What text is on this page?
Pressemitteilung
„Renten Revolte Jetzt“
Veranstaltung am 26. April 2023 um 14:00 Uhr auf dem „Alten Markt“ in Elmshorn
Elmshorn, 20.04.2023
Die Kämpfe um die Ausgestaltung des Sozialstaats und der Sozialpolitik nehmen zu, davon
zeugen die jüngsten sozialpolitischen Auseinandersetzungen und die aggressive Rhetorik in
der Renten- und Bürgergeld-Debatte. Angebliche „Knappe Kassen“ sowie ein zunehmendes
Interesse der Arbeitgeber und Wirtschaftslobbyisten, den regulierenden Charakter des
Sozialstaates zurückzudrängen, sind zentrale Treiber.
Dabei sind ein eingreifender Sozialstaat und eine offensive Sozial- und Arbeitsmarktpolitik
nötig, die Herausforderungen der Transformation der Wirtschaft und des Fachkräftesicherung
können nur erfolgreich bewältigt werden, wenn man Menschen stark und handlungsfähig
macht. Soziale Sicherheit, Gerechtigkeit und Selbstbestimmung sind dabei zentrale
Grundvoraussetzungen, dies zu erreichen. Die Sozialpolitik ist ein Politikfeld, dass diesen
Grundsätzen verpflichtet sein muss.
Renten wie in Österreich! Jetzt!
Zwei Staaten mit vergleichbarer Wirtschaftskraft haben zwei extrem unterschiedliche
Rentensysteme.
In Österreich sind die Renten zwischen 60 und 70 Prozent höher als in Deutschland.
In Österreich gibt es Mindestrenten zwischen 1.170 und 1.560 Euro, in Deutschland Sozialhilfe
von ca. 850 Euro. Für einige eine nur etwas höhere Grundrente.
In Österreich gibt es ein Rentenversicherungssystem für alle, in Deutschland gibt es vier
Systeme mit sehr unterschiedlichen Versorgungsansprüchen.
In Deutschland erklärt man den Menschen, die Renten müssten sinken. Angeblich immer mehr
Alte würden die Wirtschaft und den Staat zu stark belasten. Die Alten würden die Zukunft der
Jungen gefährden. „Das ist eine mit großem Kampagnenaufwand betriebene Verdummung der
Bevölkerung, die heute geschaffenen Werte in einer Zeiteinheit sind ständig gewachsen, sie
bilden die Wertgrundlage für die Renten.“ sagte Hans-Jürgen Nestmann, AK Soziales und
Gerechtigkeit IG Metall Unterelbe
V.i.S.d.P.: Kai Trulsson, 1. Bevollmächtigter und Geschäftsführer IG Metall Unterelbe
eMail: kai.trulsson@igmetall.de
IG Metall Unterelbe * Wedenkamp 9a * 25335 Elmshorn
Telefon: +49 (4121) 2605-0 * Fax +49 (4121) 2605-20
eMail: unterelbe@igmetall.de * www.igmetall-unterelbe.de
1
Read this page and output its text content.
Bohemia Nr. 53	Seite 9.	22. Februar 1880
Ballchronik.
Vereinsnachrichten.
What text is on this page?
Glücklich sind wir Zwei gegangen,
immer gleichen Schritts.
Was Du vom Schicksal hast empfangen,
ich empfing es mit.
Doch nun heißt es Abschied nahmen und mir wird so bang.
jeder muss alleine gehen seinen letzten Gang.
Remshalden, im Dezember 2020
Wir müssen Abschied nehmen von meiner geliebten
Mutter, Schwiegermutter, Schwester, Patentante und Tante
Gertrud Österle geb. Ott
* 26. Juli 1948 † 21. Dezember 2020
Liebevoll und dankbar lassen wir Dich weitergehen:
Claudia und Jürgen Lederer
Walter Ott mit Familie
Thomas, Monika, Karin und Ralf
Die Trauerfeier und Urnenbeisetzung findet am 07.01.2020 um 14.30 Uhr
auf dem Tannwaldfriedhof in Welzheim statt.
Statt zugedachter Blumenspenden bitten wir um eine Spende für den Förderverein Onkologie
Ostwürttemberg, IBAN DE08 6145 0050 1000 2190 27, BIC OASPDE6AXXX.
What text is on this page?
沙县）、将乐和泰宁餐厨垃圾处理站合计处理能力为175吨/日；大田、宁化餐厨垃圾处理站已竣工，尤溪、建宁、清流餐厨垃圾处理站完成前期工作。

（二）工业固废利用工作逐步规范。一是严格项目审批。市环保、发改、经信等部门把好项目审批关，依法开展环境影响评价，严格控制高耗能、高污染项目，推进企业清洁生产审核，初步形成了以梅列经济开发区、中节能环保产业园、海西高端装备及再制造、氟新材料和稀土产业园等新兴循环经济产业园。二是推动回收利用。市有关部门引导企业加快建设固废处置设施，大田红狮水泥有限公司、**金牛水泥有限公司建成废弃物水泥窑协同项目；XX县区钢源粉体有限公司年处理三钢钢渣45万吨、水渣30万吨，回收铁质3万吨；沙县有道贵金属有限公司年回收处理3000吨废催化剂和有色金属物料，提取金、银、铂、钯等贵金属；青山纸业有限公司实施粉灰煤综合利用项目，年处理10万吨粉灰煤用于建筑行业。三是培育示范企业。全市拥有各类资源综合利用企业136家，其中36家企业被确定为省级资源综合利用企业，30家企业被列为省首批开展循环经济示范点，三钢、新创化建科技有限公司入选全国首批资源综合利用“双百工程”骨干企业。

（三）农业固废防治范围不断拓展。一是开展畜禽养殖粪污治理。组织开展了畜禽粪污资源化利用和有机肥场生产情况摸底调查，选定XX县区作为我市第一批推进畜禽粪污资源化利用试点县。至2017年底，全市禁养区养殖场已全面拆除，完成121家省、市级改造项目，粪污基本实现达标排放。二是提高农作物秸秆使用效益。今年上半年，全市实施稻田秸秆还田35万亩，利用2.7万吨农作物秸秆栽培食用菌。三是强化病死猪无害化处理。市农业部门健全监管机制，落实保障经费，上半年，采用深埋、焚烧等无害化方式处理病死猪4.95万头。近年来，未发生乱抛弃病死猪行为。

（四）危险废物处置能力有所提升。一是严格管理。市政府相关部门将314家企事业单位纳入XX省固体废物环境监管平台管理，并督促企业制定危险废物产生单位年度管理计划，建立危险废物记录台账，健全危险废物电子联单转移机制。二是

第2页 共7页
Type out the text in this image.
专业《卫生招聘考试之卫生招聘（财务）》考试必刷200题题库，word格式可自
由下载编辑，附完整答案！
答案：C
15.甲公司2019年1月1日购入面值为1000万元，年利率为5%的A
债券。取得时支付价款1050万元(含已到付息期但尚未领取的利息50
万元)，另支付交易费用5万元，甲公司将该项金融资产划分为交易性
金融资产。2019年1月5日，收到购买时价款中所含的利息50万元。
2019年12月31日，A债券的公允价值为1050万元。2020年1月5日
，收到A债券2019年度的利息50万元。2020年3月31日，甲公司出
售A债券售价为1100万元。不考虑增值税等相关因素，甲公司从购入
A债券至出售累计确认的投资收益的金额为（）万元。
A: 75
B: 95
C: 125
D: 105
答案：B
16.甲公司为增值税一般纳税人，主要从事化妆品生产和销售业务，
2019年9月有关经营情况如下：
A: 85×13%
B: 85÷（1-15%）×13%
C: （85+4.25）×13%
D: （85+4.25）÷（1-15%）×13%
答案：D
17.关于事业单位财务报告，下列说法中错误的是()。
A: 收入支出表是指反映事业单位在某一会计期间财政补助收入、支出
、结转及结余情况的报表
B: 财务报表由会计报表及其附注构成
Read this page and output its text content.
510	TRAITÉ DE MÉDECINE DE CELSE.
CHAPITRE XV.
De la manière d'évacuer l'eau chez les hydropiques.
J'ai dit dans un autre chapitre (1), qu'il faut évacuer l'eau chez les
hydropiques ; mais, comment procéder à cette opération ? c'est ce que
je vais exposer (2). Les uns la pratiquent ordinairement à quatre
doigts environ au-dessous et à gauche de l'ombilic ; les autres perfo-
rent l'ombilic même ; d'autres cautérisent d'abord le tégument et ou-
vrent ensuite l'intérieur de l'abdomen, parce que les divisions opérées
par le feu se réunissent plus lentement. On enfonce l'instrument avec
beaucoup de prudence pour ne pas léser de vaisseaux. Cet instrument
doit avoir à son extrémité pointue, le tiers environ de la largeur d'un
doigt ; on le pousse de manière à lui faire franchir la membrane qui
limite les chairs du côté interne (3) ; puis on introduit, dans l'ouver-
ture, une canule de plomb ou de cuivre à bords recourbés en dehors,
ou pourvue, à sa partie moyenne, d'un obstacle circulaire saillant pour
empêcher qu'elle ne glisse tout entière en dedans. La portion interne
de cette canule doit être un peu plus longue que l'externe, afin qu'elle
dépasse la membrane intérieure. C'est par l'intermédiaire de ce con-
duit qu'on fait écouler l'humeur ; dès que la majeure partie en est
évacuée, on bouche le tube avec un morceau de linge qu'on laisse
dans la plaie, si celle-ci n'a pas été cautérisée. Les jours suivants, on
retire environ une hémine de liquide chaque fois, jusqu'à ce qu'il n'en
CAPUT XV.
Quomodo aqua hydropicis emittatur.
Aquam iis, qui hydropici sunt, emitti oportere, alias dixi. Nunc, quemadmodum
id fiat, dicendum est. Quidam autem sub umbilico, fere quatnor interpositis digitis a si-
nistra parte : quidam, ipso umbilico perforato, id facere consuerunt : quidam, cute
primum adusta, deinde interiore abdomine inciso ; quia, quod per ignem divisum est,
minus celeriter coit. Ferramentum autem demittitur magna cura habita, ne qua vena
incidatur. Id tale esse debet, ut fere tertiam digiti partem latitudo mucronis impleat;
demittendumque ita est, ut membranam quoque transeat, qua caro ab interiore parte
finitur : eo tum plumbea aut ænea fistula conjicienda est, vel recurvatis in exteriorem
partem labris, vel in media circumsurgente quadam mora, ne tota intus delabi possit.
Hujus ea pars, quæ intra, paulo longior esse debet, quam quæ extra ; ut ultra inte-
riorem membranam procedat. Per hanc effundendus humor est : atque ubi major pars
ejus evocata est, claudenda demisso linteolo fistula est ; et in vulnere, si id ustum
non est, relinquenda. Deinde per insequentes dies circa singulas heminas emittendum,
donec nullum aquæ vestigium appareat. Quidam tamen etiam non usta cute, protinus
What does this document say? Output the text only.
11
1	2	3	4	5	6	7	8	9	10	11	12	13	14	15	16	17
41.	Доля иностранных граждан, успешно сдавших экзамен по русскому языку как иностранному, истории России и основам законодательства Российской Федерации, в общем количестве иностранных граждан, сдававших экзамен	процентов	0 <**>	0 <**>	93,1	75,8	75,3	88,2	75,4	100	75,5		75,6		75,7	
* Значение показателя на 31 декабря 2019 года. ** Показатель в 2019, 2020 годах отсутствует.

•••••

From the line holding "What does this" through the last line above, reproduce each line exactly and add nothing.

What does this document say? Output the text only.
11
1	2	3	4	5	6	7	8	9	10	11	12	13	14	15	16	17
41.	Доля иностранных граждан, успешно сдавших экзамен по русскому языку как иностранному, истории России и основам законодательства Российской Федерации, в общем количестве иностранных граждан, сдававших экзамен	процентов	0 <**>	0 <**>	93,1	75,8	75,3	88,2	75,4	100	75,5		75,6		75,7	
* Значение показателя на 31 декабря 2019 года. ** Показатель в 2019, 2020 годах отсутствует.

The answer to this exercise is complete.